● **Task inputs**
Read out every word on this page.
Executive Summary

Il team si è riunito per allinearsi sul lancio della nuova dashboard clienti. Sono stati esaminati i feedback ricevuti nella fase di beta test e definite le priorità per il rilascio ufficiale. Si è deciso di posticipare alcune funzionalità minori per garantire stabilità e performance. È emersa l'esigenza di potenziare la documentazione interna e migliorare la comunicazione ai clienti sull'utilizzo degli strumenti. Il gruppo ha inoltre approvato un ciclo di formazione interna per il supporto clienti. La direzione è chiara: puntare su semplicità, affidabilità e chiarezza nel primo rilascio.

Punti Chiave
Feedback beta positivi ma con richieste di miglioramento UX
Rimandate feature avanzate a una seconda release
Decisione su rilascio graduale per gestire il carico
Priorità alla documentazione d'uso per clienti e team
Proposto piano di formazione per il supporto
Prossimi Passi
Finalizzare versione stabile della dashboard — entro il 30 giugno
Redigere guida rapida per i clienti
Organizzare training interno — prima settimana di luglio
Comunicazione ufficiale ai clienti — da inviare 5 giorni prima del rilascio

● **What to do**
Take the entries above and copy them out exactly.

● **Solved problem**
Read out every word on this page.
Executive Summary

Il team si è riunito per allinearsi sul lancio della nuova dashboard clienti. Sono stati esaminati i feedback ricevuti nella fase di beta test e definite le priorità per il rilascio ufficiale. Si è deciso di posticipare alcune funzionalità minori per garantire stabilità e performance. È emersa l'esigenza di potenziare la documentazione interna e migliorare la comunicazione ai clienti sull'utilizzo degli strumenti. Il gruppo ha inoltre approvato un ciclo di formazione interna per il supporto clienti. La direzione è chiara: puntare su semplicità, affidabilità e chiarezza nel primo rilascio.

Punti Chiave
Feedback beta positivi ma con richieste di miglioramento UX
Rimandate feature avanzate a una seconda release
Decisione su rilascio graduale per gestire il carico
Priorità alla documentazione d'uso per clienti e team
Proposto piano di formazione per il supporto
Prossimi Passi
Finalizzare versione stabile della dashboard — entro il 30 giugno
Redigere guida rapida per i clienti
Organizzare training interno — prima settimana di luglio
Comunicazione ufficiale ai clienti — da inviare 5 giorni prima del rilascio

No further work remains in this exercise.